*The request*:
The records should be repeated word for word, pictures excluded.

*Records for this exercise*:
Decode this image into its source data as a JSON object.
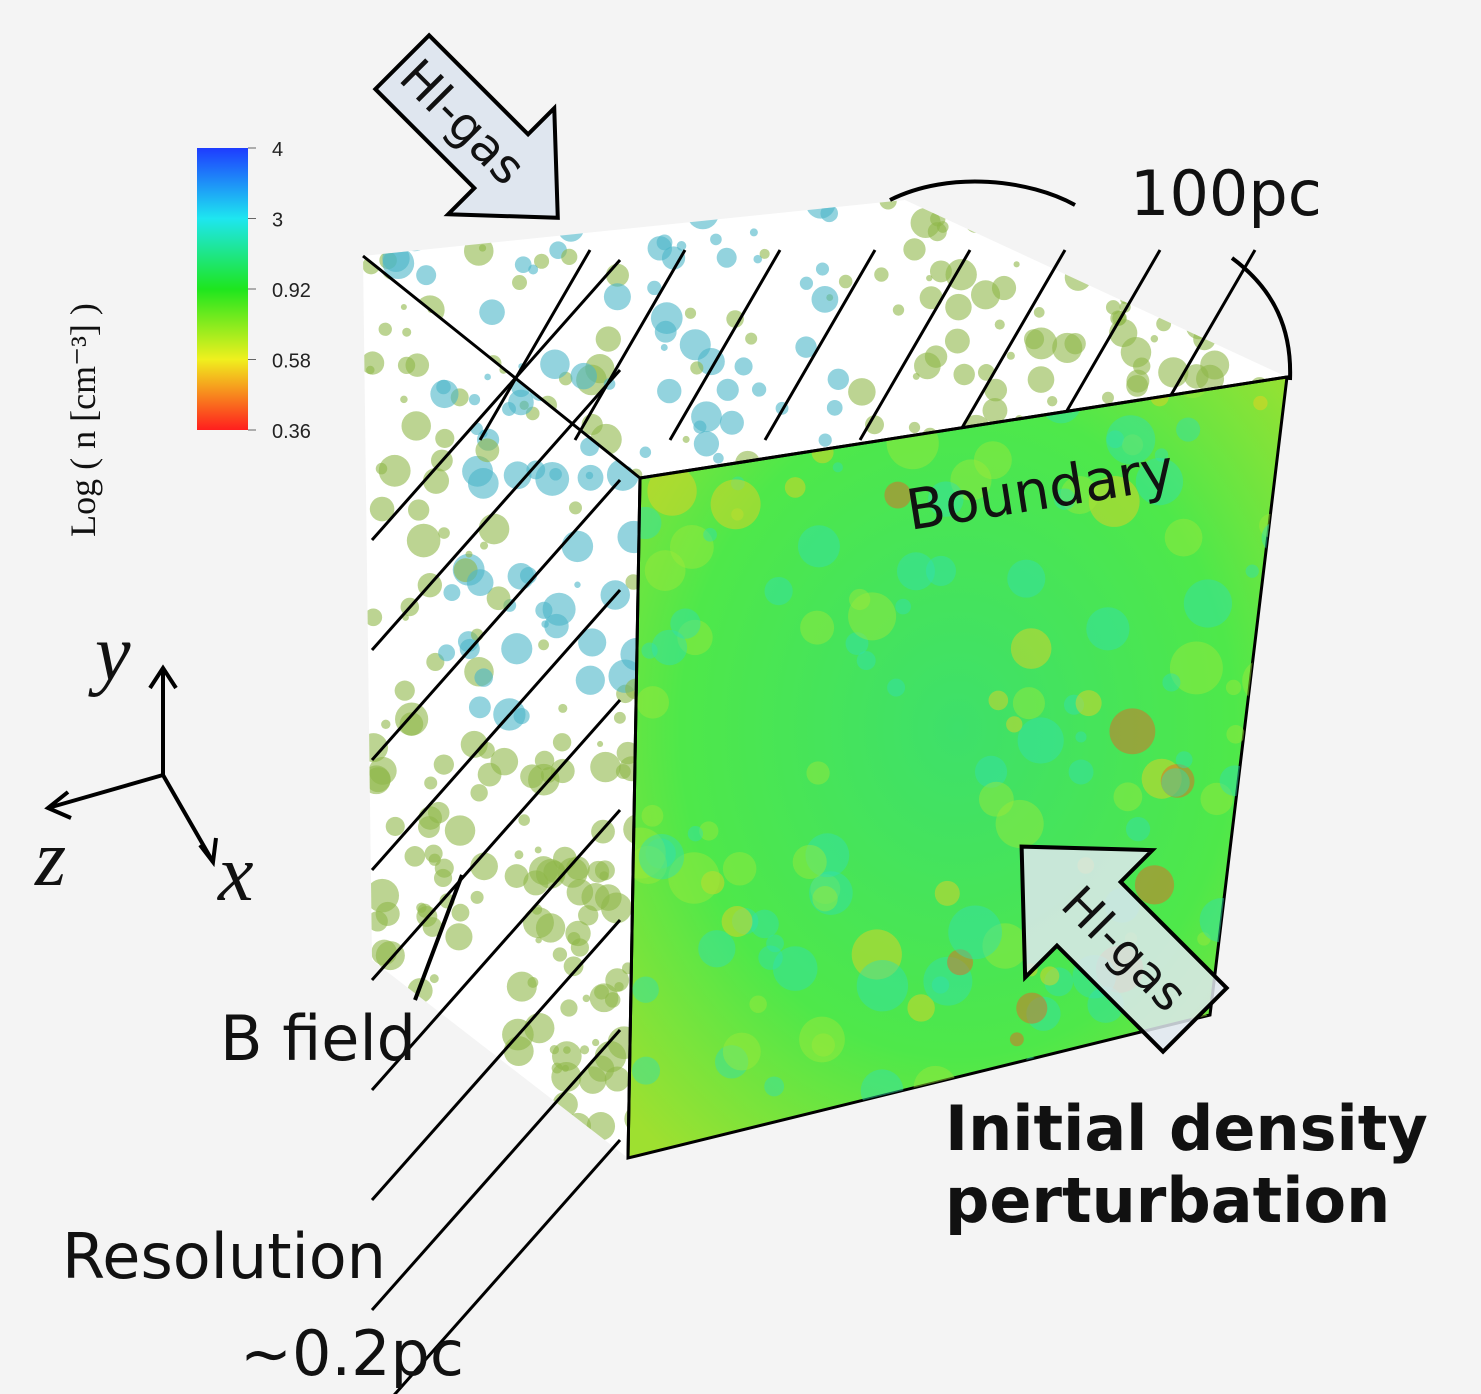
{
  "colorbar": {
    "label": "Log ( n [cm⁻³] )",
    "ticks": [
      "4",
      "3",
      "0.92",
      "0.58",
      "0.36"
    ]
  },
  "axes": {
    "y": "y",
    "z": "z",
    "x": "x"
  },
  "arrows": {
    "top": "HI-gas",
    "front": "HI-gas"
  },
  "size_label": "100pc",
  "boundary_label": "Boundary",
  "b_field_label": "B field",
  "caption": [
    "Initial density",
    "perturbation"
  ],
  "resolution": {
    "title": "Resolution",
    "value": "∼0.2pc"
  }
}
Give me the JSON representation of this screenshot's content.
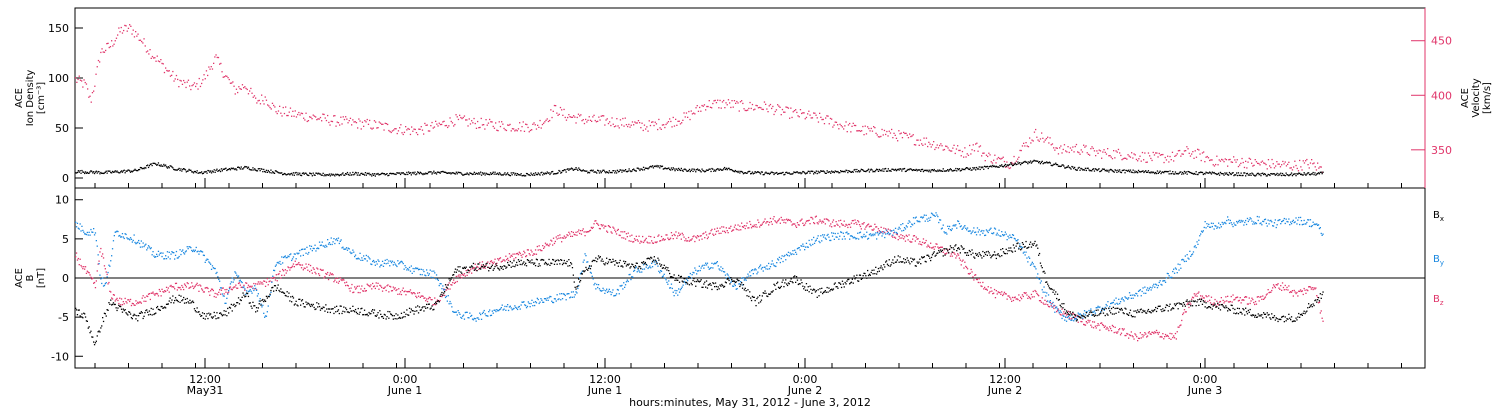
{
  "chart_data": [
    {
      "type": "scatter",
      "panel": "top",
      "ylabel": [
        "ACE",
        "Ion Density",
        "[cm⁻³]"
      ],
      "ylabel_right": [
        "ACE",
        "Velocity",
        "[km/s]"
      ],
      "ylim": [
        -10,
        170
      ],
      "yticks": [
        0,
        50,
        100,
        150
      ],
      "ylim_right": [
        315,
        480
      ],
      "yticks_right": [
        350,
        400,
        450
      ],
      "series": [
        {
          "name": "",
          "axis": "left",
          "color": "#000000",
          "x": [
            0,
            1,
            2,
            3,
            4,
            5,
            6,
            7,
            8,
            9,
            10,
            11,
            12,
            14,
            16,
            18,
            20,
            22,
            24,
            26,
            28,
            30,
            32,
            34,
            36,
            38,
            40,
            42,
            44,
            46,
            48,
            50,
            52,
            54,
            56,
            58,
            60,
            62,
            64,
            66,
            68,
            70,
            72,
            74,
            76,
            78,
            80,
            82,
            84,
            86,
            88,
            90,
            92,
            94,
            96,
            98,
            100,
            102,
            104,
            106,
            108,
            110,
            112,
            114,
            116,
            118,
            120,
            122,
            124,
            126,
            128,
            130,
            132,
            134,
            136,
            138,
            140,
            142,
            144,
            146,
            148,
            150,
            152,
            154,
            156,
            158,
            160,
            162,
            164,
            166,
            168,
            170,
            172,
            174,
            176,
            178,
            180,
            182,
            184,
            186,
            188,
            190,
            192,
            194,
            196,
            198,
            200,
            202,
            204,
            206,
            208,
            210,
            212,
            214,
            216,
            218,
            220,
            222,
            224,
            226,
            228,
            230,
            232,
            234,
            236,
            238,
            240,
            242,
            244,
            246,
            248,
            250,
            252,
            254,
            256,
            258,
            260,
            262,
            264,
            266,
            268,
            270,
            272,
            274,
            276,
            278,
            280,
            282,
            284,
            286,
            288,
            290,
            292,
            294,
            296,
            298,
            300,
            302,
            304,
            306,
            308,
            310,
            312,
            314,
            316,
            318,
            320,
            322,
            324,
            326,
            328,
            330,
            332,
            334,
            336,
            338,
            340,
            342,
            344,
            346,
            348,
            350,
            352,
            354,
            356,
            358,
            360,
            362,
            364,
            366,
            368,
            370,
            372,
            374,
            376,
            378,
            380,
            382,
            384,
            386,
            388,
            390,
            392,
            394,
            396,
            398,
            400,
            402,
            404,
            406,
            408,
            410,
            412,
            414,
            416,
            418,
            420,
            422,
            424,
            426,
            428,
            430,
            432,
            434,
            436,
            438,
            440,
            442,
            444,
            446,
            448,
            450,
            452,
            454,
            456,
            458,
            460,
            462,
            464,
            466,
            468,
            470,
            472,
            474,
            476,
            478,
            480,
            482,
            484,
            486,
            488,
            490,
            492,
            494,
            496,
            498,
            500,
            502,
            504,
            506,
            508,
            510,
            512,
            514,
            516,
            518,
            520,
            522,
            524,
            526,
            528,
            530,
            532,
            534,
            536,
            538,
            540,
            542,
            544,
            546,
            548,
            550,
            552,
            554,
            556,
            558,
            560,
            562,
            564,
            566,
            568,
            570,
            572,
            574,
            576,
            578,
            580,
            582,
            584,
            586,
            588,
            590,
            592,
            594,
            596,
            598,
            600,
            602,
            604,
            606,
            608,
            610,
            612,
            614,
            616,
            618,
            620,
            622,
            624,
            626,
            628,
            630,
            632,
            634,
            636,
            638,
            640,
            642,
            644,
            646,
            648,
            650,
            652,
            654,
            656,
            658,
            660,
            662,
            664,
            666,
            668,
            670,
            672,
            674,
            676,
            678,
            680,
            682,
            684,
            686,
            688,
            690,
            692,
            694,
            696,
            698,
            700,
            702,
            704,
            706,
            708,
            710,
            712,
            714,
            716,
            718,
            720,
            722,
            724,
            726,
            728,
            730,
            732,
            734,
            736,
            738,
            740,
            742,
            744,
            746,
            748,
            750,
            752,
            754,
            756,
            758,
            760,
            762,
            764,
            766,
            768,
            770,
            772,
            774,
            776,
            778,
            780,
            782,
            784,
            786,
            788,
            790,
            792,
            794,
            796,
            798,
            800,
            802,
            804,
            806,
            808,
            810,
            812,
            814,
            816,
            818,
            820,
            822,
            824,
            826,
            828,
            830,
            832,
            834,
            836,
            838,
            840,
            842,
            844,
            846,
            848,
            850,
            852,
            854,
            856,
            858,
            860,
            862,
            864,
            866,
            868,
            870,
            872,
            874,
            876,
            878,
            880,
            882,
            884,
            886,
            888,
            890,
            892,
            894,
            896,
            898,
            900,
            902,
            904,
            906,
            908,
            910,
            912,
            914,
            916,
            918,
            920,
            922,
            924,
            926,
            928,
            930,
            932,
            934,
            936,
            938,
            940,
            942,
            944,
            946,
            948,
            950,
            952,
            954,
            956,
            958,
            960,
            962,
            964,
            966,
            968,
            970,
            972,
            974,
            976,
            978,
            980,
            982,
            984,
            986,
            988,
            990,
            992,
            994,
            996,
            998,
            1000,
            1002,
            1004,
            1006,
            1008,
            1010,
            1012,
            1014,
            1016,
            1018,
            1020,
            1022,
            1024,
            1026,
            1028,
            1030,
            1032,
            1034,
            1036,
            1038,
            1040,
            1042,
            1044,
            1046,
            1048,
            1050,
            1052,
            1054,
            1056,
            1058,
            1060,
            1062,
            1064,
            1066,
            1068,
            1070,
            1072,
            1074,
            1076,
            1078,
            1080,
            1082,
            1084,
            1086,
            1088,
            1090,
            1092,
            1094,
            1096,
            1098,
            1100,
            1102,
            1104,
            1106,
            1108,
            1110,
            1112,
            1114,
            1116,
            1118,
            1120,
            1122,
            1124,
            1126,
            1128,
            1130,
            1132,
            1134,
            1136,
            1138,
            1140,
            1142,
            1144,
            1146,
            1148,
            1150,
            1152,
            1154,
            1156,
            1158,
            1160,
            1162,
            1164,
            1166,
            1168,
            1170,
            1172,
            1174,
            1176,
            1178,
            1180,
            1182,
            1184,
            1186,
            1188,
            1190,
            1192,
            1194,
            1196,
            1198,
            1200,
            1202,
            1204,
            1206,
            1208,
            1210,
            1212,
            1214,
            1216,
            1218,
            1220,
            1222,
            1224,
            1226,
            1228,
            1230,
            1232,
            1234,
            1236,
            1238,
            1240,
            1242,
            1244,
            1246,
            1248
          ],
          "y_keyframes_note": ""
        }
      ]
    }
  ]
}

*Reply to the exercise*:
Decode this image into its source data as a JSON object.
{
  "colorbar": {
    "label": "Log ( n [cm⁻³] )",
    "ticks": [
      "4",
      "3",
      "0.92",
      "0.58",
      "0.36"
    ]
  },
  "axes": {
    "y": "y",
    "z": "z",
    "x": "x"
  },
  "arrows": {
    "top": "HI-gas",
    "front": "HI-gas"
  },
  "size_label": "100pc",
  "boundary_label": "Boundary",
  "b_field_label": "B field",
  "caption": [
    "Initial density",
    "perturbation"
  ],
  "resolution": {
    "title": "Resolution",
    "value": "∼0.2pc"
  }
}
Give me the JSON representation of this screenshot's content.
{
  "chart_data": [
    {
      "type": "scatter",
      "panel": "top",
      "ylabel": [
        "ACE",
        "Ion Density",
        "[cm⁻³]"
      ],
      "ylabel_right": [
        "ACE",
        "Velocity",
        "[km/s]"
      ],
      "ylim": [
        -10,
        170
      ],
      "yticks": [
        0,
        50,
        100,
        150
      ],
      "ylim_right": [
        315,
        480
      ],
      "yticks_right": [
        350,
        400,
        450
      ],
      "series": [
        {
          "name": "",
          "axis": "left",
          "color": "#000000",
          "x": [
            0,
            1,
            2,
            3,
            4,
            5,
            6,
            7,
            8,
            9,
            10,
            11,
            12,
            14,
            16,
            18,
            20,
            22,
            24,
            26,
            28,
            30,
            32,
            34,
            36,
            38,
            40,
            42,
            44,
            46,
            48,
            50,
            52,
            54,
            56,
            58,
            60,
            62,
            64,
            66,
            68,
            70,
            72,
            74,
            76,
            78,
            80,
            82,
            84,
            86,
            88,
            90,
            92,
            94,
            96,
            98,
            100,
            102,
            104,
            106,
            108,
            110,
            112,
            114,
            116,
            118,
            120,
            122,
            124,
            126,
            128,
            130,
            132,
            134,
            136,
            138,
            140,
            142,
            144,
            146,
            148,
            150,
            152,
            154,
            156,
            158,
            160,
            162,
            164,
            166,
            168,
            170,
            172,
            174,
            176,
            178,
            180,
            182,
            184,
            186,
            188,
            190,
            192,
            194,
            196,
            198,
            200,
            202,
            204,
            206,
            208,
            210,
            212,
            214,
            216,
            218,
            220,
            222,
            224,
            226,
            228,
            230,
            232,
            234,
            236,
            238,
            240,
            242,
            244,
            246,
            248,
            250,
            252,
            254,
            256,
            258,
            260,
            262,
            264,
            266,
            268,
            270,
            272,
            274,
            276,
            278,
            280,
            282,
            284,
            286,
            288,
            290,
            292,
            294,
            296,
            298,
            300,
            302,
            304,
            306,
            308,
            310,
            312,
            314,
            316,
            318,
            320,
            322,
            324,
            326,
            328,
            330,
            332,
            334,
            336,
            338,
            340,
            342,
            344,
            346,
            348,
            350,
            352,
            354,
            356,
            358,
            360,
            362,
            364,
            366,
            368,
            370,
            372,
            374,
            376,
            378,
            380,
            382,
            384,
            386,
            388,
            390,
            392,
            394,
            396,
            398,
            400,
            402,
            404,
            406,
            408,
            410,
            412,
            414,
            416,
            418,
            420,
            422,
            424,
            426,
            428,
            430,
            432,
            434,
            436,
            438,
            440,
            442,
            444,
            446,
            448,
            450,
            452,
            454,
            456,
            458,
            460,
            462,
            464,
            466,
            468,
            470,
            472,
            474,
            476,
            478,
            480,
            482,
            484,
            486,
            488,
            490,
            492,
            494,
            496,
            498,
            500,
            502,
            504,
            506,
            508,
            510,
            512,
            514,
            516,
            518,
            520,
            522,
            524,
            526,
            528,
            530,
            532,
            534,
            536,
            538,
            540,
            542,
            544,
            546,
            548,
            550,
            552,
            554,
            556,
            558,
            560,
            562,
            564,
            566,
            568,
            570,
            572,
            574,
            576,
            578,
            580,
            582,
            584,
            586,
            588,
            590,
            592,
            594,
            596,
            598,
            600,
            602,
            604,
            606,
            608,
            610,
            612,
            614,
            616,
            618,
            620,
            622,
            624,
            626,
            628,
            630,
            632,
            634,
            636,
            638,
            640,
            642,
            644,
            646,
            648,
            650,
            652,
            654,
            656,
            658,
            660,
            662,
            664,
            666,
            668,
            670,
            672,
            674,
            676,
            678,
            680,
            682,
            684,
            686,
            688,
            690,
            692,
            694,
            696,
            698,
            700,
            702,
            704,
            706,
            708,
            710,
            712,
            714,
            716,
            718,
            720,
            722,
            724,
            726,
            728,
            730,
            732,
            734,
            736,
            738,
            740,
            742,
            744,
            746,
            748,
            750,
            752,
            754,
            756,
            758,
            760,
            762,
            764,
            766,
            768,
            770,
            772,
            774,
            776,
            778,
            780,
            782,
            784,
            786,
            788,
            790,
            792,
            794,
            796,
            798,
            800,
            802,
            804,
            806,
            808,
            810,
            812,
            814,
            816,
            818,
            820,
            822,
            824,
            826,
            828,
            830,
            832,
            834,
            836,
            838,
            840,
            842,
            844,
            846,
            848,
            850,
            852,
            854,
            856,
            858,
            860,
            862,
            864,
            866,
            868,
            870,
            872,
            874,
            876,
            878,
            880,
            882,
            884,
            886,
            888,
            890,
            892,
            894,
            896,
            898,
            900,
            902,
            904,
            906,
            908,
            910,
            912,
            914,
            916,
            918,
            920,
            922,
            924,
            926,
            928,
            930,
            932,
            934,
            936,
            938,
            940,
            942,
            944,
            946,
            948,
            950,
            952,
            954,
            956,
            958,
            960,
            962,
            964,
            966,
            968,
            970,
            972,
            974,
            976,
            978,
            980,
            982,
            984,
            986,
            988,
            990,
            992,
            994,
            996,
            998,
            1000,
            1002,
            1004,
            1006,
            1008,
            1010,
            1012,
            1014,
            1016,
            1018,
            1020,
            1022,
            1024,
            1026,
            1028,
            1030,
            1032,
            1034,
            1036,
            1038,
            1040,
            1042,
            1044,
            1046,
            1048,
            1050,
            1052,
            1054,
            1056,
            1058,
            1060,
            1062,
            1064,
            1066,
            1068,
            1070,
            1072,
            1074,
            1076,
            1078,
            1080,
            1082,
            1084,
            1086,
            1088,
            1090,
            1092,
            1094,
            1096,
            1098,
            1100,
            1102,
            1104,
            1106,
            1108,
            1110,
            1112,
            1114,
            1116,
            1118,
            1120,
            1122,
            1124,
            1126,
            1128,
            1130,
            1132,
            1134,
            1136,
            1138,
            1140,
            1142,
            1144,
            1146,
            1148,
            1150,
            1152,
            1154,
            1156,
            1158,
            1160,
            1162,
            1164,
            1166,
            1168,
            1170,
            1172,
            1174,
            1176,
            1178,
            1180,
            1182,
            1184,
            1186,
            1188,
            1190,
            1192,
            1194,
            1196,
            1198,
            1200,
            1202,
            1204,
            1206,
            1208,
            1210,
            1212,
            1214,
            1216,
            1218,
            1220,
            1222,
            1224,
            1226,
            1228,
            1230,
            1232,
            1234,
            1236,
            1238,
            1240,
            1242,
            1244,
            1246,
            1248
          ],
          "y_keyframes_note": ""
        }
      ]
    }
  ]
}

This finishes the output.